** PROBLEM REQUIREMENTS **
Reproduce the listing below exactly, minus its pictures.

** Saved data entries **
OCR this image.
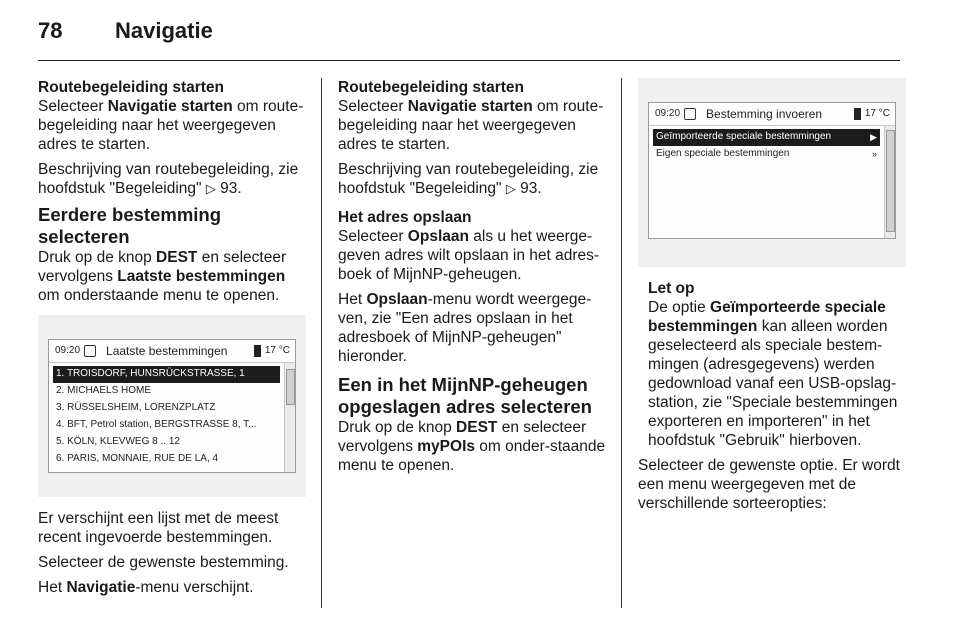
78 Navigatie
Routebegeleiding starten

Selecteer Navigatie starten om route-begeleiding naar het weergegeven adres te starten.

Beschrijving van routebegeleiding, zie hoofdstuk "Begeleiding" ▷ 93.

Eerdere bestemming selecteren

Druk op de knop DEST en selecteer vervolgens Laatste bestemmingen om onderstaande menu te openen.

09:20 Laatste bestemmingen	17 °C
1. TROISDORF, HUNSRÜCKSTRASSE, 1
2. MICHAELS HOME
3. RÜSSELSHEIM, LORENZPLATZ
4. BFT, Petrol station, BERGSTRASSE 8, T...
5. KÖLN, KLEVWEG 8 .. 12
6. PARIS, MONNAIE, RUE DE LA, 4

Er verschijnt een lijst met de meest recent ingevoerde bestemmingen.

Selecteer de gewenste bestemming.

Het Navigatie-menu verschijnt.

Routebegeleiding starten

Selecteer Navigatie starten om route-begeleiding naar het weergegeven adres te starten.

Beschrijving van routebegeleiding, zie hoofdstuk "Begeleiding" ▷ 93.

Het adres opslaan

Selecteer Opslaan als u het weerge-geven adres wilt opslaan in het adres-boek of MijnNP-geheugen.

Het Opslaan-menu wordt weergege-ven, zie "Een adres opslaan in het adresboek of MijnNP-geheugen" hieronder.

Een in het MijnNP-geheugen opgeslagen adres selecteren

Druk op de knop DEST en selecteer vervolgens myPOIs om onder-staande menu te openen.

09:20 Bestemming invoeren	17 °C
Geïmporteerde speciale bestemmingen	▶
Eigen speciale bestemmingen	»
Let op

De optie Geïmporteerde speciale bestemmingen kan alleen worden geselecteerd als speciale bestem-mingen (adresgegevens) werden gedownload vanaf een USB-opslag-station, zie "Speciale bestemmingen exporteren en importeren" in het hoofdstuk "Gebruik" hierboven.

Selecteer de gewenste optie. Er wordt een menu weergegeven met de verschillende sorteeropties:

** RESPONSE TO THIS TASK **
OCR this image.
78 Navigatie
Routebegeleiding starten

Selecteer Navigatie starten om route-begeleiding naar het weergegeven adres te starten.

Beschrijving van routebegeleiding, zie hoofdstuk "Begeleiding" ▷ 93.

Eerdere bestemming selecteren

Druk op de knop DEST en selecteer vervolgens Laatste bestemmingen om onderstaande menu te openen.

09:20 Laatste bestemmingen	17 °C
1. TROISDORF, HUNSRÜCKSTRASSE, 1
2. MICHAELS HOME
3. RÜSSELSHEIM, LORENZPLATZ
4. BFT, Petrol station, BERGSTRASSE 8, T...
5. KÖLN, KLEVWEG 8 .. 12
6. PARIS, MONNAIE, RUE DE LA, 4

Er verschijnt een lijst met de meest recent ingevoerde bestemmingen.

Selecteer de gewenste bestemming.

Het Navigatie-menu verschijnt.

Routebegeleiding starten

Selecteer Navigatie starten om route-begeleiding naar het weergegeven adres te starten.

Beschrijving van routebegeleiding, zie hoofdstuk "Begeleiding" ▷ 93.

Het adres opslaan

Selecteer Opslaan als u het weerge-geven adres wilt opslaan in het adres-boek of MijnNP-geheugen.

Het Opslaan-menu wordt weergege-ven, zie "Een adres opslaan in het adresboek of MijnNP-geheugen" hieronder.

Een in het MijnNP-geheugen opgeslagen adres selecteren

Druk op de knop DEST en selecteer vervolgens myPOIs om onder-staande menu te openen.

09:20 Bestemming invoeren	17 °C
Geïmporteerde speciale bestemmingen	▶
Eigen speciale bestemmingen	»
Let op

De optie Geïmporteerde speciale bestemmingen kan alleen worden geselecteerd als speciale bestem-mingen (adresgegevens) werden gedownload vanaf een USB-opslag-station, zie "Speciale bestemmingen exporteren en importeren" in het hoofdstuk "Gebruik" hierboven.

Selecteer de gewenste optie. Er wordt een menu weergegeven met de verschillende sorteeropties:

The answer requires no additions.